Stated task: The records should be repeated word for word, pictures excluded.

Task material:
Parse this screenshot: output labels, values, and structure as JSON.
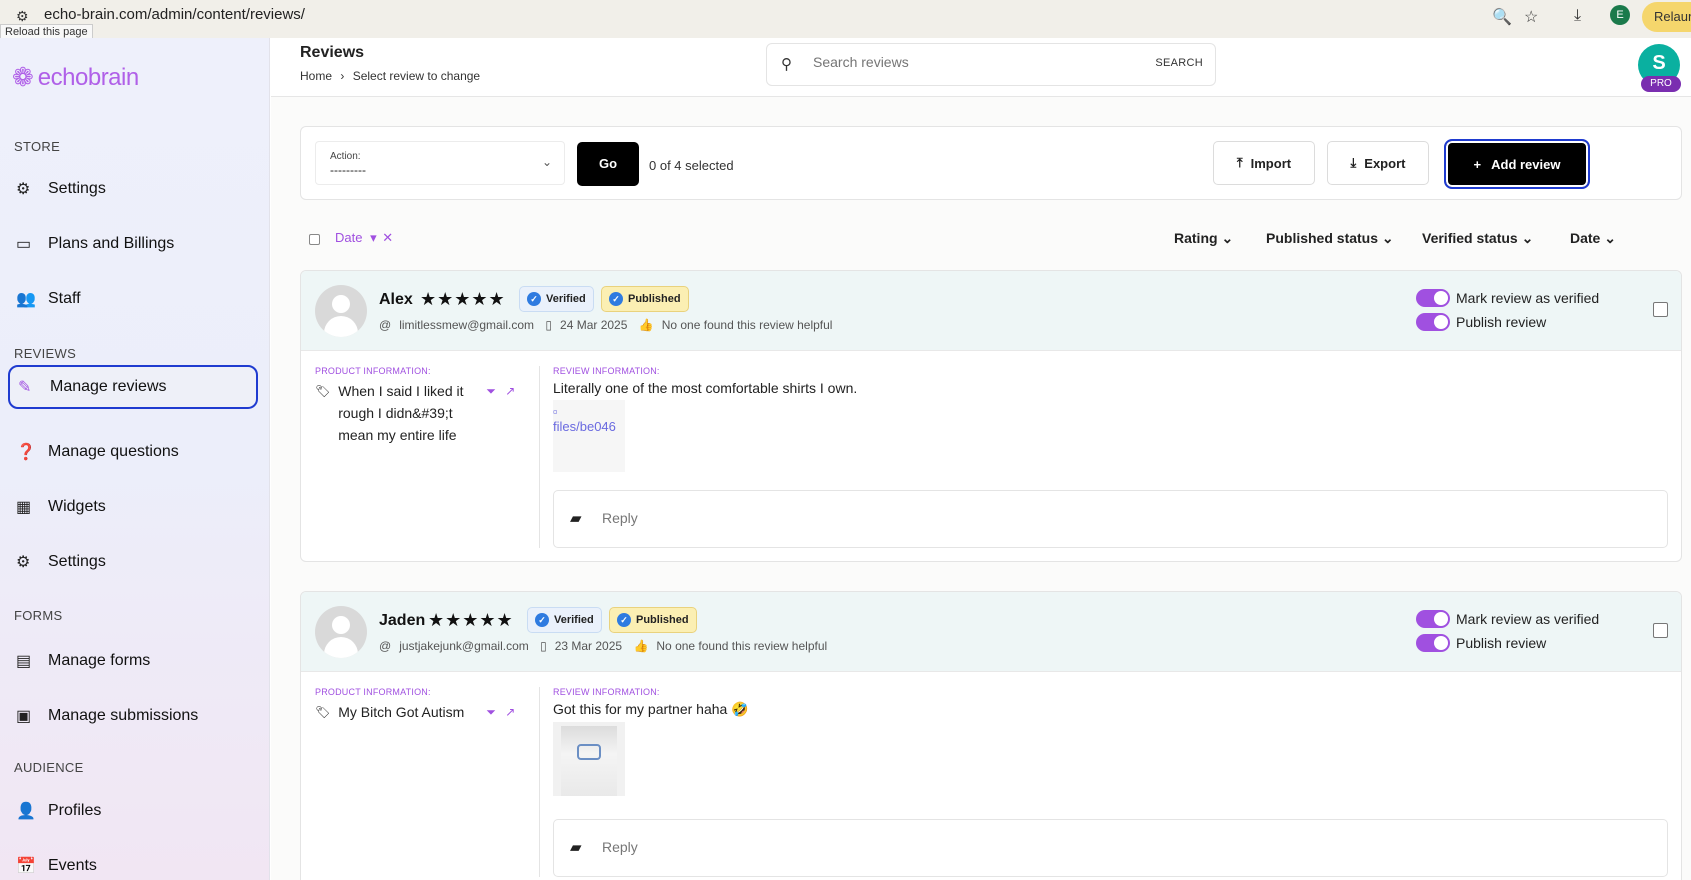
{
  "browser": {
    "url": "echo-brain.com/admin/content/reviews/",
    "tooltip": "Reload this page",
    "profile_initial": "E",
    "relaunch_label": "Relaun"
  },
  "sidebar": {
    "logo_text": "echobrain",
    "sections": {
      "store": "STORE",
      "reviews": "REVIEWS",
      "forms": "FORMS",
      "audience": "AUDIENCE"
    },
    "items": [
      {
        "label": "Settings",
        "icon": "gear-icon"
      },
      {
        "label": "Plans and Billings",
        "icon": "card-icon"
      },
      {
        "label": "Staff",
        "icon": "people-icon"
      },
      {
        "label": "Manage reviews",
        "icon": "review-edit-icon",
        "active": true
      },
      {
        "label": "Manage questions",
        "icon": "question-icon"
      },
      {
        "label": "Widgets",
        "icon": "widgets-icon"
      },
      {
        "label": "Settings",
        "icon": "gear-icon"
      },
      {
        "label": "Manage forms",
        "icon": "form-icon"
      },
      {
        "label": "Manage submissions",
        "icon": "submissions-icon"
      },
      {
        "label": "Profiles",
        "icon": "person-icon"
      },
      {
        "label": "Events",
        "icon": "calendar-icon"
      }
    ]
  },
  "header": {
    "title": "Reviews",
    "breadcrumb_home": "Home",
    "breadcrumb_sep": "›",
    "breadcrumb_current": "Select review to change",
    "search_placeholder": "Search reviews",
    "search_button": "SEARCH",
    "user_initial": "S",
    "plan_badge": "PRO"
  },
  "actions": {
    "action_label": "Action:",
    "action_value": "---------",
    "go_label": "Go",
    "selected_text": "0 of 4 selected",
    "import_label": "Import",
    "export_label": "Export",
    "add_label": "Add review"
  },
  "filters": {
    "active_filter": "Date",
    "sort_options": [
      "Rating",
      "Published status",
      "Verified status",
      "Date"
    ]
  },
  "labels": {
    "product_info": "PRODUCT INFORMATION:",
    "review_info": "REVIEW INFORMATION:",
    "verified": "Verified",
    "published": "Published",
    "mark_verified": "Mark review as verified",
    "publish_review": "Publish review",
    "reply_placeholder": "Reply",
    "helpful": "No one found this review helpful"
  },
  "reviews": [
    {
      "name": "Alex",
      "stars": "★★★★★",
      "email": "limitlessmew@gmail.com",
      "date": "24 Mar 2025",
      "product": "When I said I liked it rough I didn&#39;t mean my entire life",
      "text": "Literally one of the most comfortable shirts I own.",
      "image_alt": "files/be046",
      "verified_on": true,
      "published_on": true
    },
    {
      "name": "Jaden",
      "stars": "★★★★★",
      "email": "justjakejunk@gmail.com",
      "date": "23 Mar 2025",
      "product": "My Bitch Got Autism",
      "text": "Got this for my partner haha 🤣",
      "verified_on": true,
      "published_on": true
    }
  ]
}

Final result:
Parse this screenshot: output labels, values, and structure as JSON.
{
  "browser": {
    "url": "echo-brain.com/admin/content/reviews/",
    "tooltip": "Reload this page",
    "profile_initial": "E",
    "relaunch_label": "Relaun"
  },
  "sidebar": {
    "logo_text": "echobrain",
    "sections": {
      "store": "STORE",
      "reviews": "REVIEWS",
      "forms": "FORMS",
      "audience": "AUDIENCE"
    },
    "items": [
      {
        "label": "Settings",
        "icon": "gear-icon"
      },
      {
        "label": "Plans and Billings",
        "icon": "card-icon"
      },
      {
        "label": "Staff",
        "icon": "people-icon"
      },
      {
        "label": "Manage reviews",
        "icon": "review-edit-icon",
        "active": true
      },
      {
        "label": "Manage questions",
        "icon": "question-icon"
      },
      {
        "label": "Widgets",
        "icon": "widgets-icon"
      },
      {
        "label": "Settings",
        "icon": "gear-icon"
      },
      {
        "label": "Manage forms",
        "icon": "form-icon"
      },
      {
        "label": "Manage submissions",
        "icon": "submissions-icon"
      },
      {
        "label": "Profiles",
        "icon": "person-icon"
      },
      {
        "label": "Events",
        "icon": "calendar-icon"
      }
    ]
  },
  "header": {
    "title": "Reviews",
    "breadcrumb_home": "Home",
    "breadcrumb_sep": "›",
    "breadcrumb_current": "Select review to change",
    "search_placeholder": "Search reviews",
    "search_button": "SEARCH",
    "user_initial": "S",
    "plan_badge": "PRO"
  },
  "actions": {
    "action_label": "Action:",
    "action_value": "---------",
    "go_label": "Go",
    "selected_text": "0 of 4 selected",
    "import_label": "Import",
    "export_label": "Export",
    "add_label": "Add review"
  },
  "filters": {
    "active_filter": "Date",
    "sort_options": [
      "Rating",
      "Published status",
      "Verified status",
      "Date"
    ]
  },
  "labels": {
    "product_info": "PRODUCT INFORMATION:",
    "review_info": "REVIEW INFORMATION:",
    "verified": "Verified",
    "published": "Published",
    "mark_verified": "Mark review as verified",
    "publish_review": "Publish review",
    "reply_placeholder": "Reply",
    "helpful": "No one found this review helpful"
  },
  "reviews": [
    {
      "name": "Alex",
      "stars": "★★★★★",
      "email": "limitlessmew@gmail.com",
      "date": "24 Mar 2025",
      "product": "When I said I liked it rough I didn&#39;t mean my entire life",
      "text": "Literally one of the most comfortable shirts I own.",
      "image_alt": "files/be046",
      "verified_on": true,
      "published_on": true
    },
    {
      "name": "Jaden",
      "stars": "★★★★★",
      "email": "justjakejunk@gmail.com",
      "date": "23 Mar 2025",
      "product": "My Bitch Got Autism",
      "text": "Got this for my partner haha 🤣",
      "verified_on": true,
      "published_on": true
    }
  ]
}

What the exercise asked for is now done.